What this task involves:
Translate this sentence from the thread on approximating the area under a curve into Spanish: "Approximate the area under the curve on the given interval using n rectangles and the evaluation rules (a) left endpoint, (b) midpoint, and (c) right endpoint."

— START OF Provided text —

# Thread: Approximate the area under the curve using n rectangles and the evaluation rules

1. ## Approximate the area under the curve using n rectangles and the evaluation rules

(NOTE: I am using an example in my book, that I have the answer to already, because I want to understand how they arrived at the answer, that way, I can do the other problems on my own)

Okay, so here is the problem:
Approximate the area under the curve on the given interval using n rectangles and the evaluation rules (a) left endpoint, (b) midpoint, and (c) right endpoint.

y = x2 + 1 on [0, 1] and n=16

So, this is how the book solved this.....

(a) ci = i∆x where i is from 0 to 15

A16 = ∆x (I do not know how to input the correct symbol here, but its 15 on top and i=0 on bottom) f(ci)

= 1/16 (that symbol again) [(i/16 + 1/16)2+ 1]

(approximately =) 1.3652

Now, I sort of get how they get up to the last part, but I do not understand how they came to the conclusion of 1.3652. Any clarification on this would be greatly appreciated.

2. ## Re: Approximate the area under the curve using n rectangles and the evaluation rules

Im attaching a Screen Shot of a similar problem that I attempted, feedback/ideas/suggestions are welcome.

3. ## Re: Approximate the area under the curve using n rectangles and the evaluation rules

1.) We are given $\displaystyle f(x)=x^2+1$ on the interval [0,1] with $\displaystyle n=16$.

— END OF Provided text —
— START OF Material —

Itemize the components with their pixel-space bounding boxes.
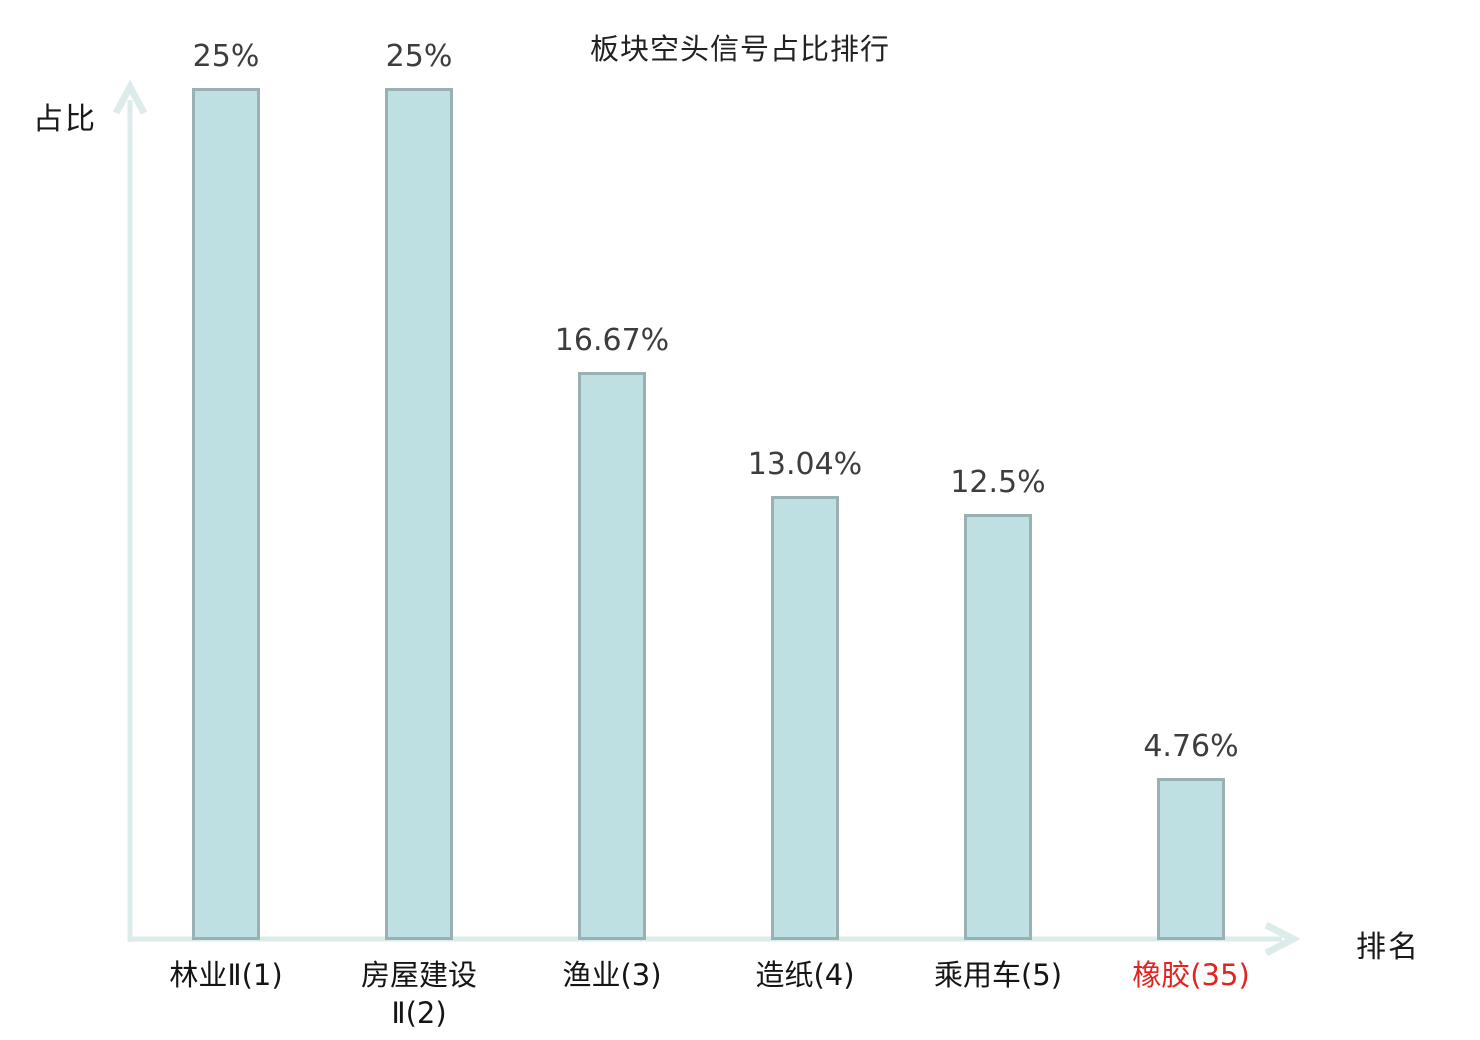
bar-3 <box>578 371 646 940</box>
category-label-1: 林业Ⅱ(1) <box>169 958 283 992</box>
bar-5 <box>964 514 1032 940</box>
x-axis-arrow-icon <box>1264 921 1301 957</box>
value-label-2: 25% <box>385 39 453 74</box>
value-label-4: 13.04% <box>747 446 863 482</box>
y-axis-arrow-icon <box>112 79 148 115</box>
value-label-3: 16.67% <box>554 322 670 358</box>
category-label-5: 乘用车(5) <box>933 958 1063 992</box>
bar-4 <box>771 495 839 940</box>
x-axis-label: 排名 <box>1356 930 1420 965</box>
value-label-5: 12.5% <box>950 465 1046 500</box>
value-label-1: 25% <box>192 39 260 74</box>
chart-title: 板块空头信号占比排行 <box>589 32 890 66</box>
category-label-4: 造纸(4) <box>755 958 855 992</box>
y-axis-label: 占比 <box>33 102 97 137</box>
bar-2 <box>385 88 453 940</box>
bar-6 <box>1157 777 1225 940</box>
bar-1 <box>192 88 260 940</box>
category-label-2: 房屋建设 Ⅱ(2) <box>360 958 477 1030</box>
category-label-6: 橡胶(35) <box>1132 958 1250 992</box>
category-label-3: 渔业(3) <box>562 958 662 992</box>
value-label-6: 4.76% <box>1143 728 1239 764</box>
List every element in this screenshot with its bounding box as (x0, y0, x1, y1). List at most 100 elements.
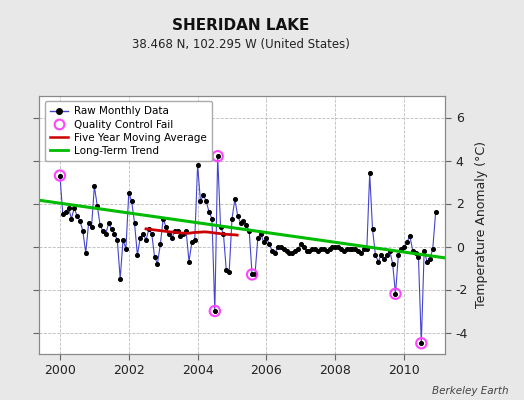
Point (170, 228, 179, 235)
Point (110, 230, 118, 237)
Point (116, 276, 124, 282)
Point (282, 248, 291, 254)
Point (168, 235, 176, 241)
Point (225, 269, 233, 276)
Point (391, 290, 400, 297)
Point (314, 248, 322, 254)
Point (125, 190, 133, 196)
Point (242, 222, 250, 228)
Point (411, 250, 420, 256)
Point (234, 213, 242, 220)
Point (216, 224, 225, 230)
Point (113, 237, 122, 243)
Point (400, 243, 408, 250)
Point (245, 228, 254, 235)
Point (88, 224, 96, 230)
Point (388, 260, 397, 267)
Point (371, 252, 379, 258)
Point (139, 230, 147, 237)
Point (248, 271, 256, 278)
Point (374, 258, 383, 265)
Point (366, 170, 374, 177)
Point (127, 198, 136, 204)
Point (133, 252, 141, 258)
Point (159, 215, 167, 222)
Point (305, 248, 314, 254)
Point (417, 340, 425, 346)
Point (423, 258, 431, 265)
Point (76, 218, 84, 224)
Point (360, 246, 368, 252)
Point (79, 228, 87, 235)
Point (176, 232, 184, 239)
Point (148, 230, 156, 237)
Point (357, 250, 365, 256)
Point (199, 192, 208, 198)
Text: Berkeley Earth: Berkeley Earth (432, 386, 508, 396)
Point (431, 209, 440, 215)
Point (279, 246, 288, 252)
Point (56, 172, 64, 179)
Point (153, 260, 161, 267)
Point (193, 162, 202, 168)
Point (259, 239, 268, 245)
Point (84, 220, 93, 226)
Point (90, 183, 99, 190)
Point (142, 237, 150, 243)
Point (119, 237, 127, 243)
Point (311, 246, 320, 252)
Point (277, 243, 285, 250)
Point (130, 220, 139, 226)
Point (93, 202, 102, 209)
Point (268, 248, 276, 254)
Point (73, 213, 81, 220)
Point (182, 228, 190, 235)
Point (351, 246, 359, 252)
Point (271, 250, 279, 256)
Point (377, 252, 385, 258)
Point (320, 246, 328, 252)
Point (386, 248, 394, 254)
Point (308, 246, 316, 252)
Point (348, 246, 357, 252)
Point (231, 196, 239, 202)
Point (191, 237, 199, 243)
Point (173, 228, 182, 235)
Point (340, 248, 348, 254)
Point (257, 230, 265, 237)
Y-axis label: Temperature Anomaly (°C): Temperature Anomaly (°C) (475, 142, 488, 308)
Point (248, 271, 256, 278)
Point (104, 220, 113, 226)
Point (363, 246, 371, 252)
Point (285, 250, 293, 256)
Point (262, 235, 270, 241)
Point (59, 211, 67, 218)
Point (236, 220, 245, 226)
Point (265, 241, 274, 248)
Point (188, 239, 196, 245)
Point (429, 246, 437, 252)
Point (211, 308, 219, 314)
Point (222, 267, 231, 273)
Point (288, 250, 297, 256)
Point (202, 198, 211, 204)
Point (56, 172, 64, 179)
Point (328, 243, 336, 250)
Point (61, 209, 70, 215)
Text: SHERIDAN LAKE: SHERIDAN LAKE (172, 18, 310, 33)
Point (239, 218, 248, 224)
Point (96, 222, 104, 228)
Point (316, 246, 325, 252)
Point (334, 243, 342, 250)
Point (417, 340, 425, 346)
Point (409, 248, 417, 254)
Point (251, 271, 259, 278)
Point (145, 226, 153, 232)
Point (67, 215, 75, 222)
Point (99, 228, 107, 235)
Point (291, 248, 299, 254)
Point (208, 215, 216, 222)
Point (302, 248, 311, 254)
Point (403, 239, 411, 245)
Point (331, 243, 340, 250)
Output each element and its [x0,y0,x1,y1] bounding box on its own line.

— END OF Material —

Task result:
Aproxime el área bajo la curva en el intervalo dado usando n rectángulos y las reglas de evaluación (a) extremo izquierdo, (b) punto medio y (c) extremo derecho.